╔══

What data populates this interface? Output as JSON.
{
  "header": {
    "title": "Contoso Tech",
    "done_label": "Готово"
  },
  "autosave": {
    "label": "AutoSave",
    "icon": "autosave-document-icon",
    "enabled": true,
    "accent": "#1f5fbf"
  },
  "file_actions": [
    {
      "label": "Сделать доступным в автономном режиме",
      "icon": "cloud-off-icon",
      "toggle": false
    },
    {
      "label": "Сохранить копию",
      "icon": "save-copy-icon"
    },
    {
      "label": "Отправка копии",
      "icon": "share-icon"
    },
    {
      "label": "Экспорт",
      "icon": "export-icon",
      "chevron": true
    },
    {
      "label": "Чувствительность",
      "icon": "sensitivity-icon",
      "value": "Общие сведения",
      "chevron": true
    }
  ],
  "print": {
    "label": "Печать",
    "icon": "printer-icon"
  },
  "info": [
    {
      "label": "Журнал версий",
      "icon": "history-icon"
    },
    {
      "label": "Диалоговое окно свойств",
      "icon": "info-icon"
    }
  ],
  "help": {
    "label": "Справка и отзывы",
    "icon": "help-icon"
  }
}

╚══

> [WORK TO DO]:
Copy out the full listing exactly.

> [ANSWER IN FULL]:
What data populates this interface? Output as JSON.
{
  "header": {
    "title": "Contoso Tech",
    "done_label": "Готово"
  },
  "autosave": {
    "label": "AutoSave",
    "icon": "autosave-document-icon",
    "enabled": true,
    "accent": "#1f5fbf"
  },
  "file_actions": [
    {
      "label": "Сделать доступным в автономном режиме",
      "icon": "cloud-off-icon",
      "toggle": false
    },
    {
      "label": "Сохранить копию",
      "icon": "save-copy-icon"
    },
    {
      "label": "Отправка копии",
      "icon": "share-icon"
    },
    {
      "label": "Экспорт",
      "icon": "export-icon",
      "chevron": true
    },
    {
      "label": "Чувствительность",
      "icon": "sensitivity-icon",
      "value": "Общие сведения",
      "chevron": true
    }
  ],
  "print": {
    "label": "Печать",
    "icon": "printer-icon"
  },
  "info": [
    {
      "label": "Журнал версий",
      "icon": "history-icon"
    },
    {
      "label": "Диалоговое окно свойств",
      "icon": "info-icon"
    }
  ],
  "help": {
    "label": "Справка и отзывы",
    "icon": "help-icon"
  }
}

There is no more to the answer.